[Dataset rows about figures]
======
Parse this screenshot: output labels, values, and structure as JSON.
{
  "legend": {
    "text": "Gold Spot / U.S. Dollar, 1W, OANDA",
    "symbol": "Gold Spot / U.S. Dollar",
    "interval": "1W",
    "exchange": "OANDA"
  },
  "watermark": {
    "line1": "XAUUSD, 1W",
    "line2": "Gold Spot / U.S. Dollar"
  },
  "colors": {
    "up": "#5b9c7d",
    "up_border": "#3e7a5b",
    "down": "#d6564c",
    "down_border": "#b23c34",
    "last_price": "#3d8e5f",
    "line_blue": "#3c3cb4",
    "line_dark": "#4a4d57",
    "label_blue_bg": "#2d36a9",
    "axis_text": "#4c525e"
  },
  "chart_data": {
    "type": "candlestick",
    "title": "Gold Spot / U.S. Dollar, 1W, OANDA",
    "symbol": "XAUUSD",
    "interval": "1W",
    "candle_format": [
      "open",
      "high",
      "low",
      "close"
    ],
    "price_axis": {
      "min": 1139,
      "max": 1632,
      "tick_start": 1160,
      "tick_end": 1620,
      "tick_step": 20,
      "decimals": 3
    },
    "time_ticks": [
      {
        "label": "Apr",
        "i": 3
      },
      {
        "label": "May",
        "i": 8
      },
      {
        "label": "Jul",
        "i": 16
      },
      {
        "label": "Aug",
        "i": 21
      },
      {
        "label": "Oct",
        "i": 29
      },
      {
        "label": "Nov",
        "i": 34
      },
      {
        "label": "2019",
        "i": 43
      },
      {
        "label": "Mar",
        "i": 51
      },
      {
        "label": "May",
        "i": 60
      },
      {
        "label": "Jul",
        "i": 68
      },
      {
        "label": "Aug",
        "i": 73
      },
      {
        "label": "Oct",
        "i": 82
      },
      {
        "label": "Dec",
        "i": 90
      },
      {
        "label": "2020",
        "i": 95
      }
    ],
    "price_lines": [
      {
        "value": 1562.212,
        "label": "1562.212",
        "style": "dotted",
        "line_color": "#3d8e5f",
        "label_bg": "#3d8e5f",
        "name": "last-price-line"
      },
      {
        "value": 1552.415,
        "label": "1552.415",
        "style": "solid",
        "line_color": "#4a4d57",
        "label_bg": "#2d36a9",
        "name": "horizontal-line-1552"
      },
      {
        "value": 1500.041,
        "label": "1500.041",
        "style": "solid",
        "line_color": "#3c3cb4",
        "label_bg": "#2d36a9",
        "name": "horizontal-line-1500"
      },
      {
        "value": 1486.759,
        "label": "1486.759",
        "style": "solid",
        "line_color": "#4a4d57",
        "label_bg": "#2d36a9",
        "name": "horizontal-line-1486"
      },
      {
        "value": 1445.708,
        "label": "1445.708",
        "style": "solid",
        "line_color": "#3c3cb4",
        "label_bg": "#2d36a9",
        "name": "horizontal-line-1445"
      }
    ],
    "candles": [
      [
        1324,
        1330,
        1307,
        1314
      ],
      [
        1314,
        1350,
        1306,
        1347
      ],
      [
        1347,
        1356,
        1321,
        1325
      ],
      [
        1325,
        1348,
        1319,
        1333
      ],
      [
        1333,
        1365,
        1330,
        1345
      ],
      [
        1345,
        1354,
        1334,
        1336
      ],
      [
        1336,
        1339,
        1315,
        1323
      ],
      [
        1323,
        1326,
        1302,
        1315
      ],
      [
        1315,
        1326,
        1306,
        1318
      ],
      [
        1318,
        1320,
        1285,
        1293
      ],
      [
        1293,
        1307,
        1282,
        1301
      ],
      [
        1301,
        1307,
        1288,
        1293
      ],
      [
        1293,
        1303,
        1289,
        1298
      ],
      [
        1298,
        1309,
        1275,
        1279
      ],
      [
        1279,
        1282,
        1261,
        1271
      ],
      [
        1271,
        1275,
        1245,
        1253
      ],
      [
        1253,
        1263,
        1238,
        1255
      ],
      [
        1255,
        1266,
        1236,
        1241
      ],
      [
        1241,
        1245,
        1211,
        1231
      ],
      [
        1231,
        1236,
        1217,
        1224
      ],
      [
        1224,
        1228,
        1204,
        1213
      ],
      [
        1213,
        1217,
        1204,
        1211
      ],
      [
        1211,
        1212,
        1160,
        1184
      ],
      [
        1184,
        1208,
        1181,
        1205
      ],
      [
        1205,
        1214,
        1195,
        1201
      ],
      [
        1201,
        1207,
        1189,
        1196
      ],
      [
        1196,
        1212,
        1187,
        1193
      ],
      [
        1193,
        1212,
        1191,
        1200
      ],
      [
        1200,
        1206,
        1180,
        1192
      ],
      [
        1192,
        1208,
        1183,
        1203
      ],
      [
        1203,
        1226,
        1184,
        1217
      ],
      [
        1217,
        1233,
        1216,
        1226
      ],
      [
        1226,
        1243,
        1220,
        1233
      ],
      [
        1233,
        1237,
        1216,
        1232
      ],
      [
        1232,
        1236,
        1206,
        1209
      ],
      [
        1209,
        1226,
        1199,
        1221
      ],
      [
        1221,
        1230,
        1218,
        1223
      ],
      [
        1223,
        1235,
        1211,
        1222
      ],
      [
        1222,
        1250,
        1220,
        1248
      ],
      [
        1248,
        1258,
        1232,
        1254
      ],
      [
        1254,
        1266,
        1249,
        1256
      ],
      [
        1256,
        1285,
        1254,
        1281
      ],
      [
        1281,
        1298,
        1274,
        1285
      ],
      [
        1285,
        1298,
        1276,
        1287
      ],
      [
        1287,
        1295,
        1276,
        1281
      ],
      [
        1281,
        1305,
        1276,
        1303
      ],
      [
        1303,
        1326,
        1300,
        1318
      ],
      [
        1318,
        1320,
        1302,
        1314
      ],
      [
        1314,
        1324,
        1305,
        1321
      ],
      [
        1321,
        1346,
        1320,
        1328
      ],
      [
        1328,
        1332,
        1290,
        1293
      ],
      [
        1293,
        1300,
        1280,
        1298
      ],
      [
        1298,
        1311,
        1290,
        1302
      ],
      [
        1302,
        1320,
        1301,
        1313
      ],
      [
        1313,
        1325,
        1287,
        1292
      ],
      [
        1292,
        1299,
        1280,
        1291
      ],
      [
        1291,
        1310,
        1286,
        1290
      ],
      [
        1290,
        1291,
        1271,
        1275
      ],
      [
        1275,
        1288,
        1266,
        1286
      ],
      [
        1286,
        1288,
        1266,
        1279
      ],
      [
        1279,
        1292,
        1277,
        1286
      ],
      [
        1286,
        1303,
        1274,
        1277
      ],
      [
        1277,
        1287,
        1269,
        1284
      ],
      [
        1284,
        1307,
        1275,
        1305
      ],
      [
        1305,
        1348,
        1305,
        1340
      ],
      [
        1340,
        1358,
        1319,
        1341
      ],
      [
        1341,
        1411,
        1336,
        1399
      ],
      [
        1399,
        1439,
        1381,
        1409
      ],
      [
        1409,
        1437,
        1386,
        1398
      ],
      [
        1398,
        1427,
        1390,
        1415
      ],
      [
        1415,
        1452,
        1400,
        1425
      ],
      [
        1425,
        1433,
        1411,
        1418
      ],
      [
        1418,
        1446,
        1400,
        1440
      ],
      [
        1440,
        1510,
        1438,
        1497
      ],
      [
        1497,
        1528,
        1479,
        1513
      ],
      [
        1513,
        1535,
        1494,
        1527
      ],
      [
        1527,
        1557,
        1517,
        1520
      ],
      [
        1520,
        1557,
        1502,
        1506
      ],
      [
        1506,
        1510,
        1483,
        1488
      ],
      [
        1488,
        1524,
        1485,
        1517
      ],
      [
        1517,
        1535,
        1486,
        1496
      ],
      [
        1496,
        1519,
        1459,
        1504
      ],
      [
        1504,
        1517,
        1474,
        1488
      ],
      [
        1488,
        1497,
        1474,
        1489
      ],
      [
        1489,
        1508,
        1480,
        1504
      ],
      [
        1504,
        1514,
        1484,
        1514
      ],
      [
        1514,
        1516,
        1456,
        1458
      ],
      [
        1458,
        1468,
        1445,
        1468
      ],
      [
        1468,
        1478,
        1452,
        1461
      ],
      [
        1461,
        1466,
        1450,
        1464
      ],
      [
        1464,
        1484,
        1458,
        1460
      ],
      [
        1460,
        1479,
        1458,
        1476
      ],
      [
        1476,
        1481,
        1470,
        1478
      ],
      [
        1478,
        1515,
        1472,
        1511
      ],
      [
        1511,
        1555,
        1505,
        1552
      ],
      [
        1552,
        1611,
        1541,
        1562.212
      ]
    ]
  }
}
======
- **TASK DIRECTIONS**
Identify every line holding the word "Dollar" and copy it out.

- **ANSWER TO THE TASK**
    "text": "Gold Spot / U.S. Dollar, 1W, OANDA",
    "symbol": "Gold Spot / U.S. Dollar",
    "line2": "Gold Spot / U.S. Dollar"
    "title": "Gold Spot / U.S. Dollar, 1W, OANDA",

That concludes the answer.